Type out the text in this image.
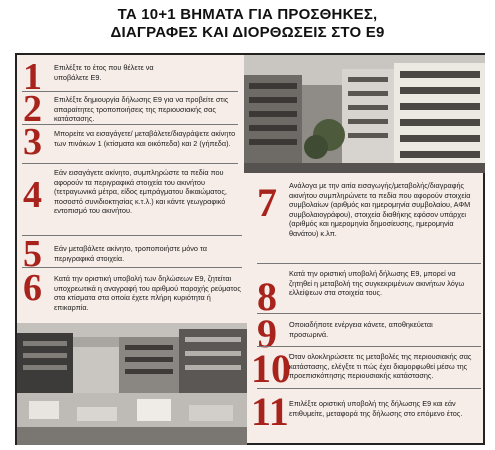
ΤΑ 10+1 ΒΗΜΑΤΑ ΓΙΑ ΠΡΟΣΘΗΚΕΣ,
ΔΙΑΓΡΑΦΕΣ ΚΑΙ ΔΙΟΡΘΩΣΕΙΣ ΣΤΟ Ε9
1 Επιλέξτε το έτος που θέλετε να υποβάλετε Ε9.
2 Επιλέξτε δημιουργία δήλωσης Ε9 για να προβείτε στις απαραίτητες τροποποιήσεις της περιουσιακής σας κατάστασης.
3 Μπορείτε να εισαγάγετε/ μεταβάλετε/διαγράψετε ακίνητο των πινάκων 1 (κτίσματα και οικόπεδα) και 2 (γήπεδα).
4
Εάν εισαγάγετε ακίνητο, συμπληρώστε τα πεδία που αφορούν τα περιγραφικά στοιχεία του ακινήτου (τετραγωνικά μέτρα, είδος εμπράγματου δικαιώματος, ποσοστό συνιδιοκτησίας κ.τ.λ.) και κάντε γεωγραφικό εντοπισμό του ακινήτου.
5 Εάν μεταβάλετε ακίνητο, τροποποιήστε μόνο τα περιγραφικά στοιχεία.
6 Κατά την οριστική υποβολή των δηλώσεων Ε9, ζητείται υποχρεωτικά η αναγραφή του αριθμού παροχής ρεύματος στα κτίσματα στα οποία έχετε πλήρη κυριότητα ή επικαρπία.
7 Ανάλογα με την αιτία εισαγωγής/μεταβολής/διαγραφής ακινήτου συμπληρώνετε τα πεδία που αφορούν στοιχεία συμβολαίων (αριθμός και ημερομηνία συμβολαίου, ΑΦΜ συμβολαιογράφου), στοιχεία διαθήκης εφόσον υπάρχει (αριθμός και ημερομηνία δημοσίευσης, ημερομηνία θανάτου) κ.λπ.
8
Κατά την οριστική υποβολή δήλωσης Ε9, μπορεί να ζητηθεί η μεταβολή της συγκεκριμένων ακινήτων λόγω ελλείψεων στα στοιχεία τους.
9 Οποιαδήποτε ενέργεια κάνετε, αποθηκεύεται προσωρινά.
10
Όταν ολοκληρώσετε τις μεταβολές της περιουσιακής σας κατάστασης, ελέγξτε τι πώς έχει διαμορφωθεί μέσω της προεπισκόπησης περιουσιακής κατάστασης.
11 Επιλέξτε οριστική υποβολή της δήλωσης Ε9 και εάν επιθυμείτε, μεταφορά της δήλωσης στο επόμενο έτος.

════════════════════

_Given instruction:_ Without the pictures, write out the whole listing above exactly as it appears.

_Exercise solution:_
Type out the text in this image.
ΤΑ 10+1 ΒΗΜΑΤΑ ΓΙΑ ΠΡΟΣΘΗΚΕΣ,
ΔΙΑΓΡΑΦΕΣ ΚΑΙ ΔΙΟΡΘΩΣΕΙΣ ΣΤΟ Ε9
1 Επιλέξτε το έτος που θέλετε να υποβάλετε Ε9.
2 Επιλέξτε δημιουργία δήλωσης Ε9 για να προβείτε στις απαραίτητες τροποποιήσεις της περιουσιακής σας κατάστασης.
3 Μπορείτε να εισαγάγετε/ μεταβάλετε/διαγράψετε ακίνητο των πινάκων 1 (κτίσματα και οικόπεδα) και 2 (γήπεδα).
4
Εάν εισαγάγετε ακίνητο, συμπληρώστε τα πεδία που αφορούν τα περιγραφικά στοιχεία του ακινήτου (τετραγωνικά μέτρα, είδος εμπράγματου δικαιώματος, ποσοστό συνιδιοκτησίας κ.τ.λ.) και κάντε γεωγραφικό εντοπισμό του ακινήτου.
5 Εάν μεταβάλετε ακίνητο, τροποποιήστε μόνο τα περιγραφικά στοιχεία.
6 Κατά την οριστική υποβολή των δηλώσεων Ε9, ζητείται υποχρεωτικά η αναγραφή του αριθμού παροχής ρεύματος στα κτίσματα στα οποία έχετε πλήρη κυριότητα ή επικαρπία.
7 Ανάλογα με την αιτία εισαγωγής/μεταβολής/διαγραφής ακινήτου συμπληρώνετε τα πεδία που αφορούν στοιχεία συμβολαίων (αριθμός και ημερομηνία συμβολαίου, ΑΦΜ συμβολαιογράφου), στοιχεία διαθήκης εφόσον υπάρχει (αριθμός και ημερομηνία δημοσίευσης, ημερομηνία θανάτου) κ.λπ.
8
Κατά την οριστική υποβολή δήλωσης Ε9, μπορεί να ζητηθεί η μεταβολή της συγκεκριμένων ακινήτων λόγω ελλείψεων στα στοιχεία τους.
9 Οποιαδήποτε ενέργεια κάνετε, αποθηκεύεται προσωρινά.
10
Όταν ολοκληρώσετε τις μεταβολές της περιουσιακής σας κατάστασης, ελέγξτε τι πώς έχει διαμορφωθεί μέσω της προεπισκόπησης περιουσιακής κατάστασης.
11 Επιλέξτε οριστική υποβολή της δήλωσης Ε9 και εάν επιθυμείτε, μεταφορά της δήλωσης στο επόμενο έτος.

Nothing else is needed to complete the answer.